* _Written problem_:
Check every line of the material below for "КРАТКОЕ". Give the number of lines that have it, and only that.

* _Entries shown_:
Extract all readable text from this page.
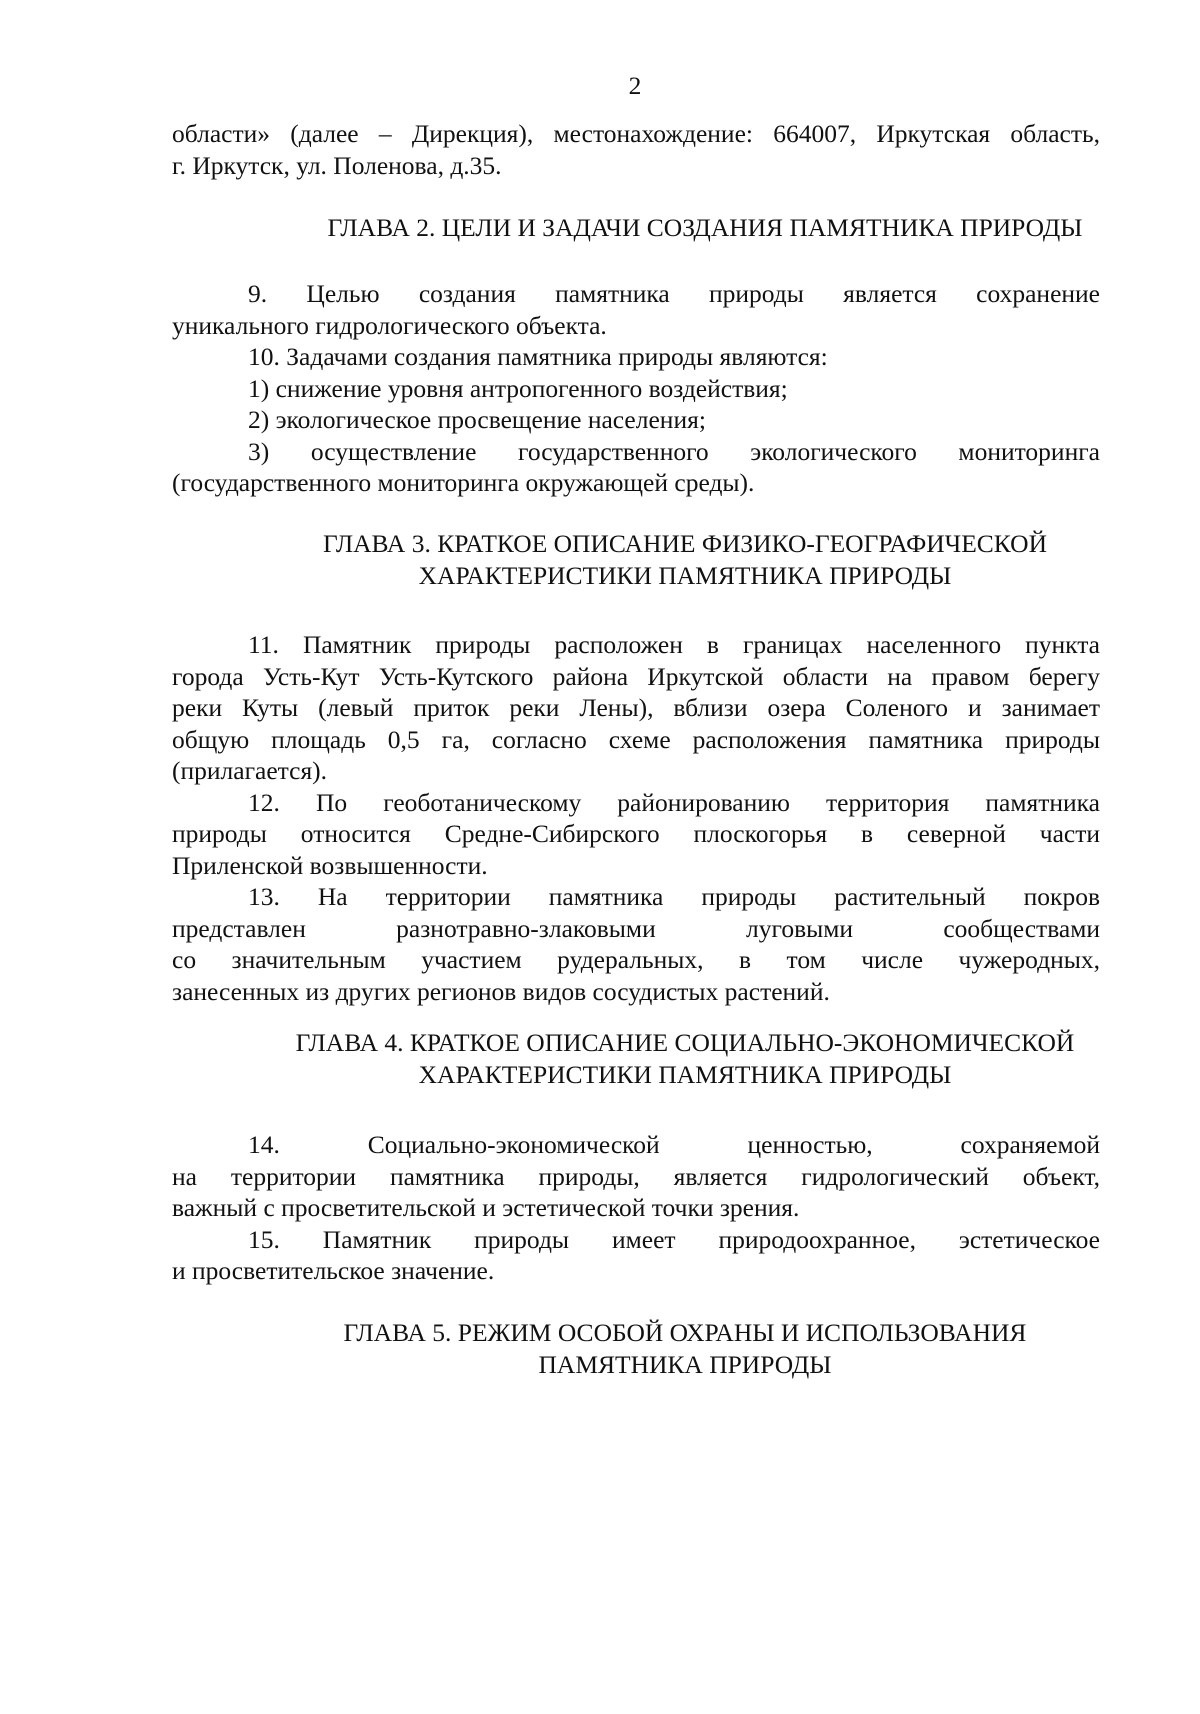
2
области» (далее – Дирекция), местонахождение: 664007, Иркутская область,
г. Иркутск, ул. Поленова, д.35.
ГЛАВА 2. ЦЕЛИ И ЗАДАЧИ СОЗДАНИЯ ПАМЯТНИКА ПРИРОДЫ
9. Целью создания памятника природы является сохранение
уникального гидрологического объекта.
10. Задачами создания памятника природы являются:
1) снижение уровня антропогенного воздействия;
2) экологическое просвещение населения;
3) осуществление государственного экологического мониторинга
(государственного мониторинга окружающей среды).
ГЛАВА 3. КРАТКОЕ ОПИСАНИЕ ФИЗИКО-ГЕОГРАФИЧЕСКОЙ
ХАРАКТЕРИСТИКИ ПАМЯТНИКА ПРИРОДЫ
11. Памятник природы расположен в границах населенного пункта
города Усть-Кут Усть-Кутского района Иркутской области на правом берегу
реки Куты (левый приток реки Лены), вблизи озера Соленого и занимает
общую площадь 0,5 га, согласно схеме расположения памятника природы
(прилагается).
12. По геоботаническому районированию территория памятника
природы относится Средне-Сибирского плоскогорья в северной части
Приленской возвышенности.
13. На территории памятника природы растительный покров
представлен разнотравно-злаковыми луговыми сообществами
со значительным участием рудеральных, в том числе чужеродных,
занесенных из других регионов видов сосудистых растений.
ГЛАВА 4. КРАТКОЕ ОПИСАНИЕ СОЦИАЛЬНО-ЭКОНОМИЧЕСКОЙ
ХАРАКТЕРИСТИКИ ПАМЯТНИКА ПРИРОДЫ
14. Социально-экономической ценностью, сохраняемой
на территории памятника природы, является гидрологический объект,
важный с просветительской и эстетической точки зрения.
15. Памятник природы имеет природоохранное, эстетическое
и просветительское значение.
ГЛАВА 5. РЕЖИМ ОСОБОЙ ОХРАНЫ И ИСПОЛЬЗОВАНИЯ
ПАМЯТНИКА ПРИРОДЫ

* _Response to this exercise_:
2